• **The problem**
Copy each line of the data below exactly, leaving out pictures.

======

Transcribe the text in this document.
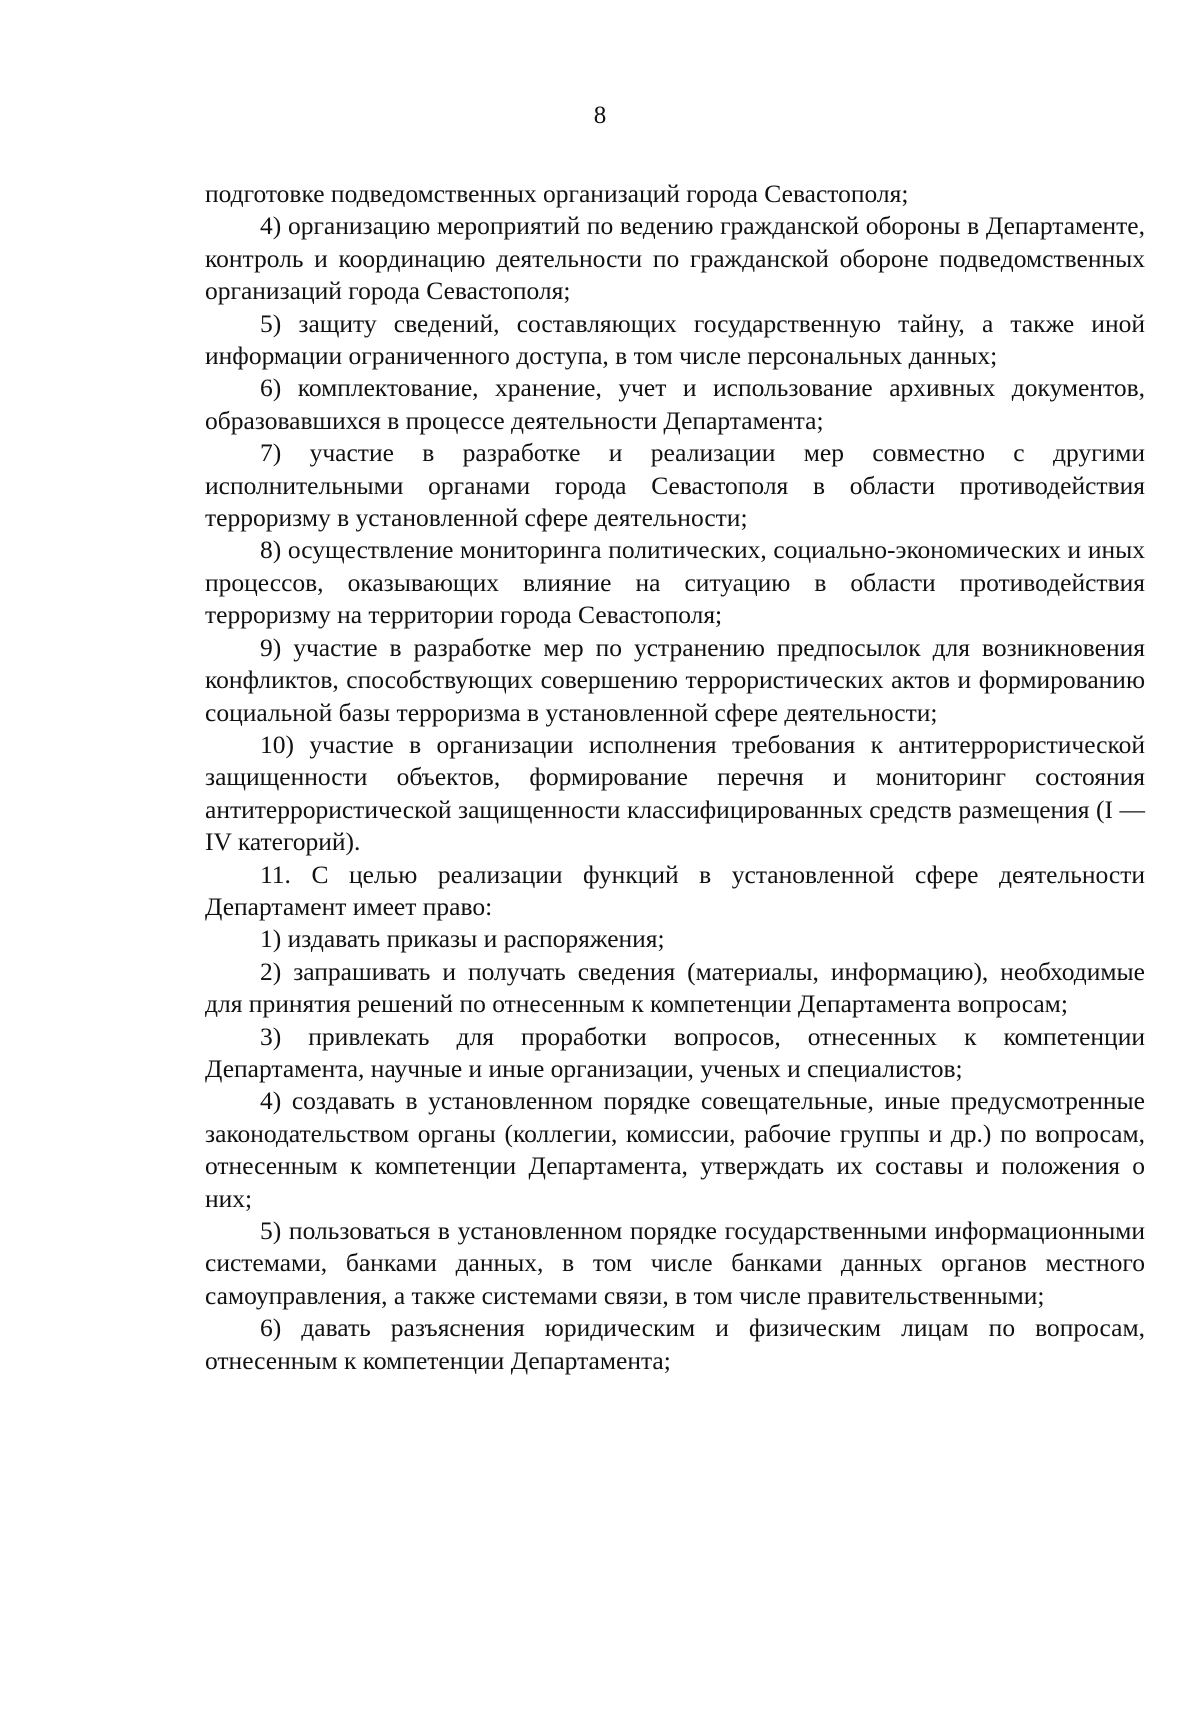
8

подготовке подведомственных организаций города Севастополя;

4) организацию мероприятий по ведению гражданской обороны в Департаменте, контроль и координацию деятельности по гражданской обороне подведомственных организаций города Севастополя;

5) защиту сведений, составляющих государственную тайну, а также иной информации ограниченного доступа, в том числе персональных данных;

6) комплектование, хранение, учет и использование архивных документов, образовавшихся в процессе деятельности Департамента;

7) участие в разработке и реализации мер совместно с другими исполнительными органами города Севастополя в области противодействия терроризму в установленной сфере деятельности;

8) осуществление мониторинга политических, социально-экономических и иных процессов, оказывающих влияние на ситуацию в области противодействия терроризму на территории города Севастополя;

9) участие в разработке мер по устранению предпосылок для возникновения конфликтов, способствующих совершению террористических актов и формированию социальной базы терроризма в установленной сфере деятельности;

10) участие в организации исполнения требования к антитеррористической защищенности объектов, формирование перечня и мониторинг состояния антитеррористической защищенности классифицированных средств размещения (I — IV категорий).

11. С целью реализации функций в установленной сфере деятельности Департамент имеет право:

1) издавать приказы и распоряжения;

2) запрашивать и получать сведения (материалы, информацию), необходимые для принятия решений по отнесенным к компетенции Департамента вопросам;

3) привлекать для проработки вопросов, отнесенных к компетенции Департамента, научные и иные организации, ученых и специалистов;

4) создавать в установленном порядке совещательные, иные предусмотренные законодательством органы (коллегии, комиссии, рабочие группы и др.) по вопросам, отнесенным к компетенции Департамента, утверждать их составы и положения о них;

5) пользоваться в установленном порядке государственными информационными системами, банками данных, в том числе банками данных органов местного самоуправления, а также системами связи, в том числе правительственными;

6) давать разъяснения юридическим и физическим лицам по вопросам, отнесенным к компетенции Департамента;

======

• **Result of the exercise**
Transcribe the text in this document.
8

подготовке подведомственных организаций города Севастополя;

4) организацию мероприятий по ведению гражданской обороны в Департаменте, контроль и координацию деятельности по гражданской обороне подведомственных организаций города Севастополя;

5) защиту сведений, составляющих государственную тайну, а также иной информации ограниченного доступа, в том числе персональных данных;

6) комплектование, хранение, учет и использование архивных документов, образовавшихся в процессе деятельности Департамента;

7) участие в разработке и реализации мер совместно с другими исполнительными органами города Севастополя в области противодействия терроризму в установленной сфере деятельности;

8) осуществление мониторинга политических, социально-экономических и иных процессов, оказывающих влияние на ситуацию в области противодействия терроризму на территории города Севастополя;

9) участие в разработке мер по устранению предпосылок для возникновения конфликтов, способствующих совершению террористических актов и формированию социальной базы терроризма в установленной сфере деятельности;

10) участие в организации исполнения требования к антитеррористической защищенности объектов, формирование перечня и мониторинг состояния антитеррористической защищенности классифицированных средств размещения (I — IV категорий).

11. С целью реализации функций в установленной сфере деятельности Департамент имеет право:

1) издавать приказы и распоряжения;

2) запрашивать и получать сведения (материалы, информацию), необходимые для принятия решений по отнесенным к компетенции Департамента вопросам;

3) привлекать для проработки вопросов, отнесенных к компетенции Департамента, научные и иные организации, ученых и специалистов;

4) создавать в установленном порядке совещательные, иные предусмотренные законодательством органы (коллегии, комиссии, рабочие группы и др.) по вопросам, отнесенным к компетенции Департамента, утверждать их составы и положения о них;

5) пользоваться в установленном порядке государственными информационными системами, банками данных, в том числе банками данных органов местного самоуправления, а также системами связи, в том числе правительственными;

6) давать разъяснения юридическим и физическим лицам по вопросам, отнесенным к компетенции Департамента;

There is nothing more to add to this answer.